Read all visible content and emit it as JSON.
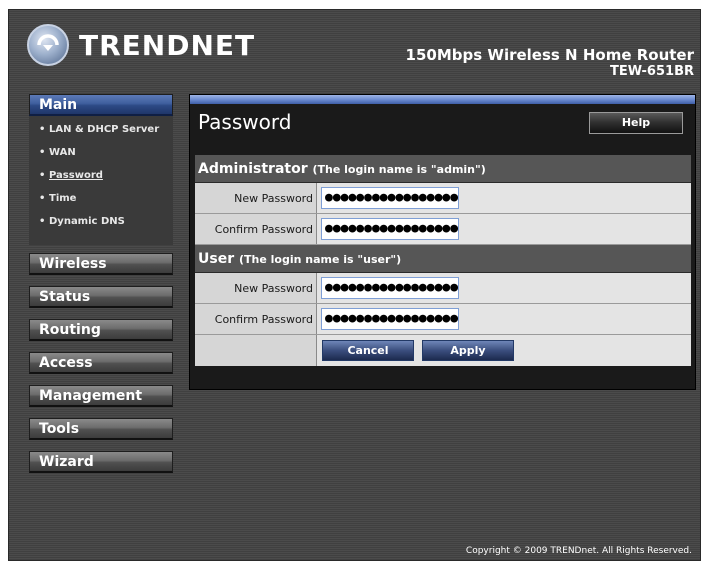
{
  "brand": {
    "name": "TRENDNET"
  },
  "header": {
    "product_line": "150Mbps Wireless N Home Router",
    "model": "TEW-651BR"
  },
  "sidebar": {
    "active": "Main",
    "sections": [
      {
        "label": "Main"
      },
      {
        "label": "Wireless"
      },
      {
        "label": "Status"
      },
      {
        "label": "Routing"
      },
      {
        "label": "Access"
      },
      {
        "label": "Management"
      },
      {
        "label": "Tools"
      },
      {
        "label": "Wizard"
      }
    ],
    "submenu": [
      {
        "label": "LAN & DHCP Server"
      },
      {
        "label": "WAN"
      },
      {
        "label": "Password"
      },
      {
        "label": "Time"
      },
      {
        "label": "Dynamic DNS"
      }
    ],
    "bullet": "•"
  },
  "main": {
    "title": "Password",
    "help_label": "Help",
    "admin": {
      "heading": "Administrator",
      "note": "(The login name is \"admin\")",
      "new_label": "New Password",
      "new_value": "●●●●●●●●●●●●●●●●●",
      "confirm_label": "Confirm Password",
      "confirm_value": "●●●●●●●●●●●●●●●●●"
    },
    "user": {
      "heading": "User",
      "note": "(The login name is \"user\")",
      "new_label": "New Password",
      "new_value": "●●●●●●●●●●●●●●●●●",
      "confirm_label": "Confirm Password",
      "confirm_value": "●●●●●●●●●●●●●●●●●"
    },
    "cancel_label": "Cancel",
    "apply_label": "Apply"
  },
  "footer": {
    "copyright": "Copyright © 2009 TRENDnet. All Rights Reserved."
  },
  "colors": {
    "active_nav": "#3f5f9e",
    "background": "#454545",
    "accent_bar": "#6d8cd1"
  }
}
◆ ◆ ◆ ◆ ◆
Exercise task – Using the records above, copy every line that has the word "heading" in it.

Answer to this exercise –
      "heading": "Administrator",
      "heading": "User",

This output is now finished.